(Stored items)

-*-

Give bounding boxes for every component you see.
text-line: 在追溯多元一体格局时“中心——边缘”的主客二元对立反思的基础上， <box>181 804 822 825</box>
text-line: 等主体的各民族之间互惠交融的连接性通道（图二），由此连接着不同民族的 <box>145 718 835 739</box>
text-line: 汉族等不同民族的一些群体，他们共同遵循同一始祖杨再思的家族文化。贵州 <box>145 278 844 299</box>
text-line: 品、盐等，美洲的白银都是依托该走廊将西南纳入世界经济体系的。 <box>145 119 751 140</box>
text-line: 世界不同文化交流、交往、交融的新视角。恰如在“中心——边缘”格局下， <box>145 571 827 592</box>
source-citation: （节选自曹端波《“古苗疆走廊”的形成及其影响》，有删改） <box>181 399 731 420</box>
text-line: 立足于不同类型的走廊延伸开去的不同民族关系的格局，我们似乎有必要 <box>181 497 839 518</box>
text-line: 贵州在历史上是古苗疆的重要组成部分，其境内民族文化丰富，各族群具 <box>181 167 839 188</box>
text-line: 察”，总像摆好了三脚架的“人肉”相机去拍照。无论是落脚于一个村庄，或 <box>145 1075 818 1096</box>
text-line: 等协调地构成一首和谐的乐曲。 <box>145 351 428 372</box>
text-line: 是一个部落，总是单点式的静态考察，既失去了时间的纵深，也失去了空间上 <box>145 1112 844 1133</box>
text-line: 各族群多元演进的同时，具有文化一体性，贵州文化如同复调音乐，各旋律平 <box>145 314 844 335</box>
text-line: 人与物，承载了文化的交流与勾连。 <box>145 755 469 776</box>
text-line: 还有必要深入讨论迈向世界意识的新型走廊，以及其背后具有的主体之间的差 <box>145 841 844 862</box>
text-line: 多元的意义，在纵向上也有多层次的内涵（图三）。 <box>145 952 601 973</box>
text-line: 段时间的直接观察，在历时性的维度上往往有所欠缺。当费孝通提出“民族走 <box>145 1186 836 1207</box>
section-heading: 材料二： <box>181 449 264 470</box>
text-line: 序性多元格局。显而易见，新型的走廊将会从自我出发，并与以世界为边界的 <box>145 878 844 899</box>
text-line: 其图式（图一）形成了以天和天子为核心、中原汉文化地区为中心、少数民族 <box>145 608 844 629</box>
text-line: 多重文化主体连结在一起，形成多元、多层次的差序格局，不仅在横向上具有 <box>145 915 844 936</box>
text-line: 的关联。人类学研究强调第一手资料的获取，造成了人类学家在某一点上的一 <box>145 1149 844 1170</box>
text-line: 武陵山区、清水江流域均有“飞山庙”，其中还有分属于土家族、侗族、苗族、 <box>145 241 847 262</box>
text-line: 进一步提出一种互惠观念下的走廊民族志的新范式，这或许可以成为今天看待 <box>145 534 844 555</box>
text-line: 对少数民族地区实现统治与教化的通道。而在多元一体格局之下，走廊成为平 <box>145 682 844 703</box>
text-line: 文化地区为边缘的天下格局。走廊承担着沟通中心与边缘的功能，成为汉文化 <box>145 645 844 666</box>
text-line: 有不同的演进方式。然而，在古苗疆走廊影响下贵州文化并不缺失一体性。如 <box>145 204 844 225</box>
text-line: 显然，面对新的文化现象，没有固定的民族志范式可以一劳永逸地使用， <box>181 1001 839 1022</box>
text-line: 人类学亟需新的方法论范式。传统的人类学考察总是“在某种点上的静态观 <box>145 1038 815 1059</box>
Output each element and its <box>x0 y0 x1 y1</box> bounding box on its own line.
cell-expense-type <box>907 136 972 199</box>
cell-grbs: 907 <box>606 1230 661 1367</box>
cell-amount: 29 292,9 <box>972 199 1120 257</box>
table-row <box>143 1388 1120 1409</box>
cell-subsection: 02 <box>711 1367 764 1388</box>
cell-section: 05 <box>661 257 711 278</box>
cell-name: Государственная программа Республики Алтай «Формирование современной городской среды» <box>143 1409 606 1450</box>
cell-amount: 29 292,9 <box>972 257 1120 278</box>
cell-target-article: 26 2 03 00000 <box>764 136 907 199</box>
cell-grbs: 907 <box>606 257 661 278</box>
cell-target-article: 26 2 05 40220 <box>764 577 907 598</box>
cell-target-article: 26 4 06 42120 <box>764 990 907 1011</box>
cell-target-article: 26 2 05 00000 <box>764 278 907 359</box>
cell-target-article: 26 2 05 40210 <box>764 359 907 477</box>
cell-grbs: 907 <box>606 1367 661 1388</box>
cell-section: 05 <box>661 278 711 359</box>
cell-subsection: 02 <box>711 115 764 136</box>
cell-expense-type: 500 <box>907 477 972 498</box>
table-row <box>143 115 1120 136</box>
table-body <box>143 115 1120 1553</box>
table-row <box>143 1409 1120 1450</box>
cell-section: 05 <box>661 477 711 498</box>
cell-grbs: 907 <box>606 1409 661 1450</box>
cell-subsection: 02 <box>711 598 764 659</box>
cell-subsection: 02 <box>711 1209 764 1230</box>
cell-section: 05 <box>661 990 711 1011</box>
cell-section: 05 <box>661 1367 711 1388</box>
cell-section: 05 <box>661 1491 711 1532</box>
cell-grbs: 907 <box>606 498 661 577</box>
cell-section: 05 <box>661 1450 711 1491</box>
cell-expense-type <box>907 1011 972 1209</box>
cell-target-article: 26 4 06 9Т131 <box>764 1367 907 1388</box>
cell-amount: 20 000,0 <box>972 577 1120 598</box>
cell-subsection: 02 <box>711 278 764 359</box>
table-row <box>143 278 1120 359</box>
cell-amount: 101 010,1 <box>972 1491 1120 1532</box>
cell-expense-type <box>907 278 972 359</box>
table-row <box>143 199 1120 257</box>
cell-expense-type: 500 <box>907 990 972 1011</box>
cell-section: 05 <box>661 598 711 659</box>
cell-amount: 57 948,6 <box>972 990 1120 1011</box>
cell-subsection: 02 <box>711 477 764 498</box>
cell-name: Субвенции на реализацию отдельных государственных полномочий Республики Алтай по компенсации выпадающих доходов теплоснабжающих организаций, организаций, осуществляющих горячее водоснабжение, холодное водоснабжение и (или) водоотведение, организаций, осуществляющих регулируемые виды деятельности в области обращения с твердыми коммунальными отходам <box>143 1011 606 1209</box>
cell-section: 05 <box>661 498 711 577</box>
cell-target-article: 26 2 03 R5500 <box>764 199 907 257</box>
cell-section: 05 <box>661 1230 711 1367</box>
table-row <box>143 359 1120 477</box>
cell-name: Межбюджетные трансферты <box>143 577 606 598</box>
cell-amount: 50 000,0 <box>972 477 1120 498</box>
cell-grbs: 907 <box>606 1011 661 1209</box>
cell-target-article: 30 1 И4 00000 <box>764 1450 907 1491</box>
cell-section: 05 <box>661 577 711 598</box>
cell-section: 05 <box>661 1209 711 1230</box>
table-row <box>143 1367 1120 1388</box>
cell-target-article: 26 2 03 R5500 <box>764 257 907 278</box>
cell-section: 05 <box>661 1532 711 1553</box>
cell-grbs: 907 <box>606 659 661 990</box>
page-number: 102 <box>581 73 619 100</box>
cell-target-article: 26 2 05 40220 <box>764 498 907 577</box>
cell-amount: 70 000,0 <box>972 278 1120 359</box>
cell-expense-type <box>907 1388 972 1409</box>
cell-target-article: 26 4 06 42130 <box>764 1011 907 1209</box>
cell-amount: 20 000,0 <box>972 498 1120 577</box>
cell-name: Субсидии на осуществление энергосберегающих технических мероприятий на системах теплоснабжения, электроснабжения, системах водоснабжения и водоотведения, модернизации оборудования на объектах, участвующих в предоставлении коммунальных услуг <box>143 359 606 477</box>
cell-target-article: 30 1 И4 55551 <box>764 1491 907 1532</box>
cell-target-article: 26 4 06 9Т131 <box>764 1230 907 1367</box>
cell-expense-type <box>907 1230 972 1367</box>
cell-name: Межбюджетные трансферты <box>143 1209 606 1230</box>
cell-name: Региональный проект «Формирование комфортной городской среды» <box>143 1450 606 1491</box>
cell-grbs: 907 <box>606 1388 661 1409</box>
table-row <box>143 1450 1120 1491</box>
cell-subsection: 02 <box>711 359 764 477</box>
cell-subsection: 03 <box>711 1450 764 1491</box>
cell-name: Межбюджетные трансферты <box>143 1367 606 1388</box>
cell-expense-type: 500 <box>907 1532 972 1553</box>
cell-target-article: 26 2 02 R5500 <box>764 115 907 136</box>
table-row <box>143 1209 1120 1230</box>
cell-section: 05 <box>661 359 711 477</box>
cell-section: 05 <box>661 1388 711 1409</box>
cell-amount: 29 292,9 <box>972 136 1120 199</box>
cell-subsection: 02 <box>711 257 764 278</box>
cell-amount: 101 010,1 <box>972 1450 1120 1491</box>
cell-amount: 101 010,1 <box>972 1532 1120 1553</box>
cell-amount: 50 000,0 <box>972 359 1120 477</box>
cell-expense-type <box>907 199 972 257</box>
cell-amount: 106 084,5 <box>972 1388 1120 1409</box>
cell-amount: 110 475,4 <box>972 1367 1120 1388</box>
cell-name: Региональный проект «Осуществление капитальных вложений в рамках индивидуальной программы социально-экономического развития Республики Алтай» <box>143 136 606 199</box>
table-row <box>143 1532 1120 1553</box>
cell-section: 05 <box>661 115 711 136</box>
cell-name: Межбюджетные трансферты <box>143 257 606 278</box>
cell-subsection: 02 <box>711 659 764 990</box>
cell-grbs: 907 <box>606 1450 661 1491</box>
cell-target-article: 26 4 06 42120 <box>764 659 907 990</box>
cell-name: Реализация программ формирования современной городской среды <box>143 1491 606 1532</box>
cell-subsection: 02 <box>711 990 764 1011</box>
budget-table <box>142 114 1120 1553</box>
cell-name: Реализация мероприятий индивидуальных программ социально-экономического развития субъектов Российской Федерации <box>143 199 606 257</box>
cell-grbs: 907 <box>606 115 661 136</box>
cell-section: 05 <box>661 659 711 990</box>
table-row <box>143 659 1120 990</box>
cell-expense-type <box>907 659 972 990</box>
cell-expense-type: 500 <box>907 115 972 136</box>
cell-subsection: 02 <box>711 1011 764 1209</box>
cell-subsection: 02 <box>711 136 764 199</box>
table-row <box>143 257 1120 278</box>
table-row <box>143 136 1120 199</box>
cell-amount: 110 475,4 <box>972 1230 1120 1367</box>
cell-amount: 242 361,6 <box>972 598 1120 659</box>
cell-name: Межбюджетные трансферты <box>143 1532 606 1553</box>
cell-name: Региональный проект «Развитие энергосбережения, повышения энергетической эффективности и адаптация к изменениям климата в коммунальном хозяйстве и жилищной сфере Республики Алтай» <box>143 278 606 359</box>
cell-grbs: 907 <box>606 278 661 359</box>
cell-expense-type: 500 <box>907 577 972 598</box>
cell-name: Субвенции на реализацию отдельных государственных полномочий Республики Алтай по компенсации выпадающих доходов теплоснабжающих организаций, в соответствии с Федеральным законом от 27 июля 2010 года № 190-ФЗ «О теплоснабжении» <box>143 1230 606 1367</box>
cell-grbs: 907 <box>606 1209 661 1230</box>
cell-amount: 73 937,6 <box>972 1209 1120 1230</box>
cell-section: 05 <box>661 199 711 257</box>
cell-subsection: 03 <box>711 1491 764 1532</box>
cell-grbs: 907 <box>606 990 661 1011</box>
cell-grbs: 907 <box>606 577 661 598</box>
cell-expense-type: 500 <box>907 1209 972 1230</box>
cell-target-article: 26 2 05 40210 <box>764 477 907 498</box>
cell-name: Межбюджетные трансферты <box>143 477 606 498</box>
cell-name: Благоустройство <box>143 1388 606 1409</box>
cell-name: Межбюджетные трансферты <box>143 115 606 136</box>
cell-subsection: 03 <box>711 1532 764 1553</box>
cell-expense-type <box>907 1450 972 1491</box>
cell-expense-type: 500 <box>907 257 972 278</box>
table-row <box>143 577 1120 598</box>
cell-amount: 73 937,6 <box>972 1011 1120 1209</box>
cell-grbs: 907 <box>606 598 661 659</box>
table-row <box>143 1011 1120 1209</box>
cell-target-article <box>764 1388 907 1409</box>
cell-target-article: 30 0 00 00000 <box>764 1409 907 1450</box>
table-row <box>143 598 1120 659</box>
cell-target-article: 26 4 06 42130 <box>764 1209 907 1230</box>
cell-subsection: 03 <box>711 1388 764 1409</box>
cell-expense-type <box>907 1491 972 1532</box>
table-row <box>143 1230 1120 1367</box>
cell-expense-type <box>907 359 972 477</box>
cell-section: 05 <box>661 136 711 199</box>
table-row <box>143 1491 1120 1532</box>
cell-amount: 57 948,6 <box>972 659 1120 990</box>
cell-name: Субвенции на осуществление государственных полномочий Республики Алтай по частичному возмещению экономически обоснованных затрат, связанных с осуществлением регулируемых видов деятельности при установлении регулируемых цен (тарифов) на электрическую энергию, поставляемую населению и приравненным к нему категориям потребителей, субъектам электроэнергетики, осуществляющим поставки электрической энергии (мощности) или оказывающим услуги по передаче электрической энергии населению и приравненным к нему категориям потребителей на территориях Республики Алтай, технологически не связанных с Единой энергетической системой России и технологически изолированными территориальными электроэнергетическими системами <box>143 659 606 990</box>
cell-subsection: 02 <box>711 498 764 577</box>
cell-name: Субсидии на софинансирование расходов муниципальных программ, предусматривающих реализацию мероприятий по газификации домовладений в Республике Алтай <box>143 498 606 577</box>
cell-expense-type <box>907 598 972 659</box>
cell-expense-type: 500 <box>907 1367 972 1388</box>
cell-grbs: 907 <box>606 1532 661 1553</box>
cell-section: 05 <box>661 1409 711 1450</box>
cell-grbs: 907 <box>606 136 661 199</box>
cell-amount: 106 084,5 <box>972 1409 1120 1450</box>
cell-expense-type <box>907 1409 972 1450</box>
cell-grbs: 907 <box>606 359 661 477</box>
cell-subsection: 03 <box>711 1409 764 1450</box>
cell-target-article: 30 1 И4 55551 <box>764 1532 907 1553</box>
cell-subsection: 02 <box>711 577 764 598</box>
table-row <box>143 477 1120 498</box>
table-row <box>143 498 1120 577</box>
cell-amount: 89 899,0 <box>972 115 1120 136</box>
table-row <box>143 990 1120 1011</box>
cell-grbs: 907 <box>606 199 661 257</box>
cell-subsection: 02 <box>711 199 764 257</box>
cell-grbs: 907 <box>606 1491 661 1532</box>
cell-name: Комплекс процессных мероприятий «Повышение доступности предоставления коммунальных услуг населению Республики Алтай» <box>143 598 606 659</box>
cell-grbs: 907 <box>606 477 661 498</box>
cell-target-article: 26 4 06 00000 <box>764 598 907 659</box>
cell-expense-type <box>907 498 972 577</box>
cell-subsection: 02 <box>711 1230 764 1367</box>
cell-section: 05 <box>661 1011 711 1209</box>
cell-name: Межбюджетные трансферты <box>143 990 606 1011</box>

-*-

__Given instruction__. Could you give the rows from the start through the one containing "text-line: 人与物，承载了文化的交流与勾连。 <box>145" as a numbered list, with blank lines left out?

__Worked answer__.
1. Give bounding boxes for every component you see.
2. text-line: 在追溯多元一体格局时“中心——边缘”的主客二元对立反思的基础上， <box>181 804 822 825</box>
3. text-line: 等主体的各民族之间互惠交融的连接性通道（图二），由此连接着不同民族的 <box>145 718 835 739</box>
4. text-line: 汉族等不同民族的一些群体，他们共同遵循同一始祖杨再思的家族文化。贵州 <box>145 278 844 299</box>
5. text-line: 品、盐等，美洲的白银都是依托该走廊将西南纳入世界经济体系的。 <box>145 119 751 140</box>
6. text-line: 世界不同文化交流、交往、交融的新视角。恰如在“中心——边缘”格局下， <box>145 571 827 592</box>
7. source-citation: （节选自曹端波《“古苗疆走廊”的形成及其影响》，有删改） <box>181 399 731 420</box>
8. text-line: 立足于不同类型的走廊延伸开去的不同民族关系的格局，我们似乎有必要 <box>181 497 839 518</box>
9. text-line: 贵州在历史上是古苗疆的重要组成部分，其境内民族文化丰富，各族群具 <box>181 167 839 188</box>
10. text-line: 察”，总像摆好了三脚架的“人肉”相机去拍照。无论是落脚于一个村庄，或 <box>145 1075 818 1096</box>
11. text-line: 等协调地构成一首和谐的乐曲。 <box>145 351 428 372</box>
12. text-line: 是一个部落，总是单点式的静态考察，既失去了时间的纵深，也失去了空间上 <box>145 1112 844 1133</box>
13. text-line: 各族群多元演进的同时，具有文化一体性，贵州文化如同复调音乐，各旋律平 <box>145 314 844 335</box>
14. text-line: 人与物，承载了文化的交流与勾连。 <box>145 755 469 776</box>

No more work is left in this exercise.